Listed entries
☆ ☆ ☆ ☆

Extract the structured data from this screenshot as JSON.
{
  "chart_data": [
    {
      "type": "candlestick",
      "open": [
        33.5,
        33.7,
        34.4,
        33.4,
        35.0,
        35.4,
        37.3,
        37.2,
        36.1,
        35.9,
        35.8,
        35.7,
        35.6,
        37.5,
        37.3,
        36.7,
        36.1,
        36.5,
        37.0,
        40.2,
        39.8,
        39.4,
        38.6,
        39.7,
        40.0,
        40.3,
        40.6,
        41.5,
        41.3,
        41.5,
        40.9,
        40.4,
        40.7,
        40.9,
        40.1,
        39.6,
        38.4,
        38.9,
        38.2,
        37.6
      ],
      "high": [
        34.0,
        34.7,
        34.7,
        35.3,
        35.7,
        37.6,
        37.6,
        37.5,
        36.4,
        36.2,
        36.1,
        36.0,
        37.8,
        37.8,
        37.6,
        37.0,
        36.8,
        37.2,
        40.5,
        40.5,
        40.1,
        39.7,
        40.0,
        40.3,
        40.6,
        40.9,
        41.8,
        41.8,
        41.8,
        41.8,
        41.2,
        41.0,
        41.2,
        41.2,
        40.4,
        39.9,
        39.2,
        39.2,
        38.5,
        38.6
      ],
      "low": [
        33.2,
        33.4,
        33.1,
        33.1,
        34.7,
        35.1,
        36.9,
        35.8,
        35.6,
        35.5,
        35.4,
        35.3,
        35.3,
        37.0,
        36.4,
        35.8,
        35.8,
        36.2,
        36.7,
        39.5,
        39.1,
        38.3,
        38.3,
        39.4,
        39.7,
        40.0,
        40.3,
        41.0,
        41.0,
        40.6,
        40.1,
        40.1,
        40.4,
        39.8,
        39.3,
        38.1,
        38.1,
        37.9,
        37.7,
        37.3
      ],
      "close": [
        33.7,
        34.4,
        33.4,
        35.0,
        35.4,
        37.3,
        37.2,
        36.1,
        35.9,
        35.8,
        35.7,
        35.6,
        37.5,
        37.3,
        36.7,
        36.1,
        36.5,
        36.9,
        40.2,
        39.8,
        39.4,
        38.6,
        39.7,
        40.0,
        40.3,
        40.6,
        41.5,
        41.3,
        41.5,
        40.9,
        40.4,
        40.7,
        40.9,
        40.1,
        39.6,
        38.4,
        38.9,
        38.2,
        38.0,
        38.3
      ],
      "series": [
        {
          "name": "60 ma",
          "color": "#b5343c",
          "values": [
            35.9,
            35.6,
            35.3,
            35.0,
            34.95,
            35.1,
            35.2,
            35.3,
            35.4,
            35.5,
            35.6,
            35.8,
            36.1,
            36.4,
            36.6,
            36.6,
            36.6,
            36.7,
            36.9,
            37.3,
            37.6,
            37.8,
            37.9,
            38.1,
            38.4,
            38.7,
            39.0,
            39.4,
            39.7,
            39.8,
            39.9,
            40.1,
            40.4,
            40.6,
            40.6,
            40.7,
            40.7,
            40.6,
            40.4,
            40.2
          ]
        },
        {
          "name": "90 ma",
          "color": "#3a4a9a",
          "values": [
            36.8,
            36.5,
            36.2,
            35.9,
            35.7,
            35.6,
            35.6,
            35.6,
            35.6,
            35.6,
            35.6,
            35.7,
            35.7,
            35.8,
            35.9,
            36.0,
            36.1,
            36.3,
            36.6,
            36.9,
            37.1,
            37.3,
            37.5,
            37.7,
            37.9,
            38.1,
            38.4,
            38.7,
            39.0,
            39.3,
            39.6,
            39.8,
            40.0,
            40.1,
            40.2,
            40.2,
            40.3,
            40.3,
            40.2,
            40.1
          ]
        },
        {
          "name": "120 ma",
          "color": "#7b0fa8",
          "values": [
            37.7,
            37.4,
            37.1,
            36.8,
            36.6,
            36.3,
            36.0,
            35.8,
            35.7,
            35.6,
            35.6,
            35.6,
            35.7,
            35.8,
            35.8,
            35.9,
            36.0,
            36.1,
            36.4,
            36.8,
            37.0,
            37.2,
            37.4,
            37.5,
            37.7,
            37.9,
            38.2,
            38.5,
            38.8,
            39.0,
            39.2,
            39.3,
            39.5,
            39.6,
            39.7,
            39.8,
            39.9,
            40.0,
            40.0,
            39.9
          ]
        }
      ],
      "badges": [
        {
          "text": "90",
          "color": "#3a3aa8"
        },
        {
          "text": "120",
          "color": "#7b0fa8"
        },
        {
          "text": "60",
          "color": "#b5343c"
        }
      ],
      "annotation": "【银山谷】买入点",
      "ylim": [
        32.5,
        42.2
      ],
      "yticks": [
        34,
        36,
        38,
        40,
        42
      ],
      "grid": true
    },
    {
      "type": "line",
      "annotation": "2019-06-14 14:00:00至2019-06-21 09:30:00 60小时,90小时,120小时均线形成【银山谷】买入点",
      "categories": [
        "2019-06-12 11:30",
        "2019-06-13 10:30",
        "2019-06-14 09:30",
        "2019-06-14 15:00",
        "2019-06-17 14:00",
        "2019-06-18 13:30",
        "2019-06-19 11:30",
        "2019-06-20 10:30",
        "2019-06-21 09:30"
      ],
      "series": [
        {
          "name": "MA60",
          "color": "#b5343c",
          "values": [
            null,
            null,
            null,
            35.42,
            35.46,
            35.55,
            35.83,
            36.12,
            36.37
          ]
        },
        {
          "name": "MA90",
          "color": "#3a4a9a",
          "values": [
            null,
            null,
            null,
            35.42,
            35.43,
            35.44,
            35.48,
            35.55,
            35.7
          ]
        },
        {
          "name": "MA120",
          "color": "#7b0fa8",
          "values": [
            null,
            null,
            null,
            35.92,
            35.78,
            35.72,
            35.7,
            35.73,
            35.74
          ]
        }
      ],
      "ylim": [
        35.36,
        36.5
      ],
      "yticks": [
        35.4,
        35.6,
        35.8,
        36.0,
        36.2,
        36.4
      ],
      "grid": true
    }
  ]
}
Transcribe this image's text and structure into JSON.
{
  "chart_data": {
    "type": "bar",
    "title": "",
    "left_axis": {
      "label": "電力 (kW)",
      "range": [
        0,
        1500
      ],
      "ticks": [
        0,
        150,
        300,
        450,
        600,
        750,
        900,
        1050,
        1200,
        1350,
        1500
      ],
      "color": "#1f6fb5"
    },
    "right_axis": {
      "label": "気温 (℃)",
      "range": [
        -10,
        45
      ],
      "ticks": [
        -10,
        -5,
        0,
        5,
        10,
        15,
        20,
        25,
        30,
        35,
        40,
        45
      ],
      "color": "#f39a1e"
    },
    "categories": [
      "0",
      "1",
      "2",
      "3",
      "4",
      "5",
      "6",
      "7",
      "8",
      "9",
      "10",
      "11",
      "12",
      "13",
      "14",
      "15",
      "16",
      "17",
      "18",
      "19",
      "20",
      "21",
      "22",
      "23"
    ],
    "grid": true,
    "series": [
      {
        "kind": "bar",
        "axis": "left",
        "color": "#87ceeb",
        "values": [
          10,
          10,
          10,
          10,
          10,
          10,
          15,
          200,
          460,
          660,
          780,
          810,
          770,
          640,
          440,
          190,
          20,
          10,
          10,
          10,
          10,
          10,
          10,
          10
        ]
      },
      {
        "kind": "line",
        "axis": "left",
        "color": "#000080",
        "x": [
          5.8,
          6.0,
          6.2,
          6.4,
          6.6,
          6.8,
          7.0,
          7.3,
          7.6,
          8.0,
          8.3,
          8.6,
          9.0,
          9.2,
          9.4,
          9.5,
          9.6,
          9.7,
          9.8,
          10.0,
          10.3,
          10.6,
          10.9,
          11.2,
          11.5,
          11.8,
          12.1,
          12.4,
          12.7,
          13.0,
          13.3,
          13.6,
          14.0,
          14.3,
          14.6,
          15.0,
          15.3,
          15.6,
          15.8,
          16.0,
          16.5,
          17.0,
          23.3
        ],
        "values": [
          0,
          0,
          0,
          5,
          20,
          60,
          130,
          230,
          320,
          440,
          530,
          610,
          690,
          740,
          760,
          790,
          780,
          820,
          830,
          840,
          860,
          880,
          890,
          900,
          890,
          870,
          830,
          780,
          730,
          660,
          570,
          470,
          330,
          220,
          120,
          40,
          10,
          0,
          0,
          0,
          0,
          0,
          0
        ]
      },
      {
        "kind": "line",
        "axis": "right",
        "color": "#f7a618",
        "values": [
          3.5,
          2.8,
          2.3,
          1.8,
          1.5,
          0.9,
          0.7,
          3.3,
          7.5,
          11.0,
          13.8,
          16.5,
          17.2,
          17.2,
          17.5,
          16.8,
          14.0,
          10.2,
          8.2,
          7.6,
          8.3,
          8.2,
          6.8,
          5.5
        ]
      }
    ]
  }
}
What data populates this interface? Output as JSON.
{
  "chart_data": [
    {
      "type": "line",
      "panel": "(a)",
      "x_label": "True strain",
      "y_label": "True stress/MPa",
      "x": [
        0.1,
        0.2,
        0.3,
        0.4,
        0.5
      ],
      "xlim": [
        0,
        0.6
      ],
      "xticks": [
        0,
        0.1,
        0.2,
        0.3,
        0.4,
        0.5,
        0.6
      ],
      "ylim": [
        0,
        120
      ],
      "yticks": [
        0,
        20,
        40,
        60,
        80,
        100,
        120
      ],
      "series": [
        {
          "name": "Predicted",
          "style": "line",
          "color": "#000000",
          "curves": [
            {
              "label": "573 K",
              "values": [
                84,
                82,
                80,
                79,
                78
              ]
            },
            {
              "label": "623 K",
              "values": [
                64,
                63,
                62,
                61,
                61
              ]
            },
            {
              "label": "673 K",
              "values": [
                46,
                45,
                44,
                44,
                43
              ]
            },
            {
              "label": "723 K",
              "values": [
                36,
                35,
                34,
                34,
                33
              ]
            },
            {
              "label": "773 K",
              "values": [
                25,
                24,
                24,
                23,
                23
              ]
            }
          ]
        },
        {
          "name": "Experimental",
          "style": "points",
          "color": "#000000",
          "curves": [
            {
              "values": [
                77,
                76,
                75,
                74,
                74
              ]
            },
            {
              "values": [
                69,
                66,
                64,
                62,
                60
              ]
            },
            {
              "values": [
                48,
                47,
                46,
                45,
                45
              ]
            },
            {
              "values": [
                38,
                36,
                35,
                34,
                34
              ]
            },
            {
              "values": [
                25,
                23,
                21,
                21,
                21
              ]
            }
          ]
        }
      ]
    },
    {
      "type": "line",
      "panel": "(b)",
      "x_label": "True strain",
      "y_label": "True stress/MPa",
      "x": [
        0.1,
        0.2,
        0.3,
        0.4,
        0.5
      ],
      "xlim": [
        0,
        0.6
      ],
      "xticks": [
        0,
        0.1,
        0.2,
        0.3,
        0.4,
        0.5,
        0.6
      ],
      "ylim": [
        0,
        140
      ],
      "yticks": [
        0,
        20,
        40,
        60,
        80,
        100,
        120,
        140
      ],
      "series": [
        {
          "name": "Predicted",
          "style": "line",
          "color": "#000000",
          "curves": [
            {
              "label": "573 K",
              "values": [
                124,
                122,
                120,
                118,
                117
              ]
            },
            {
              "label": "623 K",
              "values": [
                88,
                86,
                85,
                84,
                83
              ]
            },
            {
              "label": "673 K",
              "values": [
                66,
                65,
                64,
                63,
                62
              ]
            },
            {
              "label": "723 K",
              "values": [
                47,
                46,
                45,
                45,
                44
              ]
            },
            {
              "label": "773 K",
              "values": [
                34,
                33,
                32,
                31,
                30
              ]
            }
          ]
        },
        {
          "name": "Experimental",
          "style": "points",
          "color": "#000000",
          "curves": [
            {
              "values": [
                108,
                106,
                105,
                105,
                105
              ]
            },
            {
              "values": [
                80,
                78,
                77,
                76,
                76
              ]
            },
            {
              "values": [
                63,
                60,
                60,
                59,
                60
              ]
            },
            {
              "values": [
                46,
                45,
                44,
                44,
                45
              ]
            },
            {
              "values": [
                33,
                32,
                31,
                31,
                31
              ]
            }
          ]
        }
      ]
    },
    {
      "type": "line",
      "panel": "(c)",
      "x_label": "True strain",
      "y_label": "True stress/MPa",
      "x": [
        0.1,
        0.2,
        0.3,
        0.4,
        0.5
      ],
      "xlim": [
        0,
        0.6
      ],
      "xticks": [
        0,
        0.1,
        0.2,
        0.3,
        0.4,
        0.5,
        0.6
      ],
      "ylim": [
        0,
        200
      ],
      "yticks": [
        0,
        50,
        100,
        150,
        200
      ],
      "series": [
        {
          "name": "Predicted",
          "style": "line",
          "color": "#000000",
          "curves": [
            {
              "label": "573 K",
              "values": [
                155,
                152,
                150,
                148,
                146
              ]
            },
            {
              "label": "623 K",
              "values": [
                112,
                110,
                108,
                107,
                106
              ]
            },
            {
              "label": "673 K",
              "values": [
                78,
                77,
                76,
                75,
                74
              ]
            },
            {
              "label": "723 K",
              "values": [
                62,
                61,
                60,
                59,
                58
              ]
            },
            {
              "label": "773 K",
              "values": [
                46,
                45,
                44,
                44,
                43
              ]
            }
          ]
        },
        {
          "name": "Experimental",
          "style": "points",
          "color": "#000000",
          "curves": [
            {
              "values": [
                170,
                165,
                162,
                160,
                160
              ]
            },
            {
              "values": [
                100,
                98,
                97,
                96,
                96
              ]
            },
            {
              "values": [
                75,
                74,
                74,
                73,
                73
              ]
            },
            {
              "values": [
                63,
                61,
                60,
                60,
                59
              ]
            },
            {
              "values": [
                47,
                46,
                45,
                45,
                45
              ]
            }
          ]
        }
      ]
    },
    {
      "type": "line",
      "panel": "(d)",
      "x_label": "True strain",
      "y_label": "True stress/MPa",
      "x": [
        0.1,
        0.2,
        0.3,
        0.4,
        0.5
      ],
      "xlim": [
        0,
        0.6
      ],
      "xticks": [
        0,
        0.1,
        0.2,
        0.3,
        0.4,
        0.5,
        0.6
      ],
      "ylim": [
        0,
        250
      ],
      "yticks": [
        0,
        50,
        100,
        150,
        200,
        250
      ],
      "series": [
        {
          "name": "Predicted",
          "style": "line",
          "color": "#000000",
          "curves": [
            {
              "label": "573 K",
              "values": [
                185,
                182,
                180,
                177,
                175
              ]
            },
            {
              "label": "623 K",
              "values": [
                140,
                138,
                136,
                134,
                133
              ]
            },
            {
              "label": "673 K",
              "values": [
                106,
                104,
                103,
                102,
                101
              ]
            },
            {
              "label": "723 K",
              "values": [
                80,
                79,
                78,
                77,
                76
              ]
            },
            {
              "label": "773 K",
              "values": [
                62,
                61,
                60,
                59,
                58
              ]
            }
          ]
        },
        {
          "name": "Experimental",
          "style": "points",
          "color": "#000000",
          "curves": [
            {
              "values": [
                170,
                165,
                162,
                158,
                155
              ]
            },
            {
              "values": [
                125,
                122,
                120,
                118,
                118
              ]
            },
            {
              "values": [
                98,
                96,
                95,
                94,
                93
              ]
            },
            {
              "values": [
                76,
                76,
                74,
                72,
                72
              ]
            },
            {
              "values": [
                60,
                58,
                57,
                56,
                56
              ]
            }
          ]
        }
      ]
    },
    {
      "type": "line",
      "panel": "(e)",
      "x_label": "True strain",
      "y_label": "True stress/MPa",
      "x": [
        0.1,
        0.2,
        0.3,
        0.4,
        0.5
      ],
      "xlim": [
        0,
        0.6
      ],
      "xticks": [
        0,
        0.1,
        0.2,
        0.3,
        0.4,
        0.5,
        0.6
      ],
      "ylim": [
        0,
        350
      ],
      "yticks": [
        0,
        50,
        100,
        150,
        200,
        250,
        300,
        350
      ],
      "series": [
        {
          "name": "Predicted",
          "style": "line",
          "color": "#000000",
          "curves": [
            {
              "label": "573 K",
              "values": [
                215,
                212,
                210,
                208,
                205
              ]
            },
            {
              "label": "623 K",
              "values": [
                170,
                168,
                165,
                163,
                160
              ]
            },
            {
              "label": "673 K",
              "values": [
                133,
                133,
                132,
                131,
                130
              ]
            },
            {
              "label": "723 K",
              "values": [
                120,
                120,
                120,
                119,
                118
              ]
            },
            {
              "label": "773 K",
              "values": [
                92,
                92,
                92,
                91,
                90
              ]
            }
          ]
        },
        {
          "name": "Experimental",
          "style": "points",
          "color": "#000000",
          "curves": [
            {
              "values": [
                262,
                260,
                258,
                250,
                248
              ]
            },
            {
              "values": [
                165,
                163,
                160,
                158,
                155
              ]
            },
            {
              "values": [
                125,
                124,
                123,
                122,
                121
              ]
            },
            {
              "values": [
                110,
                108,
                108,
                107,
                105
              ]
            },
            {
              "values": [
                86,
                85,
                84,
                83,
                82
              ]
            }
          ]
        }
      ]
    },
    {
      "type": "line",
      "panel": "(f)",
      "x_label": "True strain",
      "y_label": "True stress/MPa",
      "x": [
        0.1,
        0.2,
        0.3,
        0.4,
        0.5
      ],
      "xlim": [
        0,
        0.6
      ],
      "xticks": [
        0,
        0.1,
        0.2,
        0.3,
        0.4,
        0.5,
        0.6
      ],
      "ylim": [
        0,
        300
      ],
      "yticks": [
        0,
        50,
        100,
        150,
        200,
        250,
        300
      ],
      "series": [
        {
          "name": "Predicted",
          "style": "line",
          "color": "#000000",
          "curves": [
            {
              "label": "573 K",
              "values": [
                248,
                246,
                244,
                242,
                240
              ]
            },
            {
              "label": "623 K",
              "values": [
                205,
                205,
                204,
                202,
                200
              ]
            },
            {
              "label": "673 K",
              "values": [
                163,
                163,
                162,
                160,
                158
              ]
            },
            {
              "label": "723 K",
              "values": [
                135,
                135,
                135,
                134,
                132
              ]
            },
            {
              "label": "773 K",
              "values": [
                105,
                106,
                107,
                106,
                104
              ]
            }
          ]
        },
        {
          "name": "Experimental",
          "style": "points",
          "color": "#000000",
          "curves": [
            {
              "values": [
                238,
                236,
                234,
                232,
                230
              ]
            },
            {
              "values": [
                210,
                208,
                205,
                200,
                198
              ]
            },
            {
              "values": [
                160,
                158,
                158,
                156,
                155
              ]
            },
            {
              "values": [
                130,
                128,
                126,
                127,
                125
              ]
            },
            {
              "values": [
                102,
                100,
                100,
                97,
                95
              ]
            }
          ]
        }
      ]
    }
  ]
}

☆ ☆ ☆ ☆

Task
Of the lines in the data above, how many contain the word "text"? Give only that figure.

Result of this task
4